*PROVIDED RECORDS:*
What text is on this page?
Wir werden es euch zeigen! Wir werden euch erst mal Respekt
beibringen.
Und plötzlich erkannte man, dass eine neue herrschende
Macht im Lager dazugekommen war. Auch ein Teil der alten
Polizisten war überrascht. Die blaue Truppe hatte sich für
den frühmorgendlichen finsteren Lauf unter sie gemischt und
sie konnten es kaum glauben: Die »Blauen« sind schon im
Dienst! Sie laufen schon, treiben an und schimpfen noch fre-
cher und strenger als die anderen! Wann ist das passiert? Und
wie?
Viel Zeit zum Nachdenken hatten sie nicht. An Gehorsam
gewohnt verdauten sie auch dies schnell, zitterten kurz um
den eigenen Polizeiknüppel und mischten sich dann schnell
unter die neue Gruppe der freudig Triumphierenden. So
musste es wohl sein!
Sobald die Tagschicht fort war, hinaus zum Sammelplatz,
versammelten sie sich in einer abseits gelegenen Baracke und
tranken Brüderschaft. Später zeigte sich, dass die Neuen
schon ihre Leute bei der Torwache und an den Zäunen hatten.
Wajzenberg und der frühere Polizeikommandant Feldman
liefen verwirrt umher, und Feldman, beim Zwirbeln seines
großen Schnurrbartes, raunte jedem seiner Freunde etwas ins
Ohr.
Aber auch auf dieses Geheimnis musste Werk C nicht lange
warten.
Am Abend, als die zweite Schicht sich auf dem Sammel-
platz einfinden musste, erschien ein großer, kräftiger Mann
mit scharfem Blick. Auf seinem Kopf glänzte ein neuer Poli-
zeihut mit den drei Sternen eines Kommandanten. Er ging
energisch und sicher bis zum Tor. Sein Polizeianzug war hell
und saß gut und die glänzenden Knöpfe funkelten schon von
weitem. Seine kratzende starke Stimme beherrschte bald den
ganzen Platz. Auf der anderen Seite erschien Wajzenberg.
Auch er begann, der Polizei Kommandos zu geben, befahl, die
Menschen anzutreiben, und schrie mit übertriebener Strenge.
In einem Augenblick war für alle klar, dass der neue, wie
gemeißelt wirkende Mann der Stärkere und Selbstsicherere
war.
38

*TASK TO CARRY OUT:* Search the entries for the string "Mann" and collect each line that has it.

*IN RESPONSE:*
platz einfinden musste, erschien ein großer, kräftiger Mann
gemeißelt wirkende Mann der Stärkere und Selbstsicherere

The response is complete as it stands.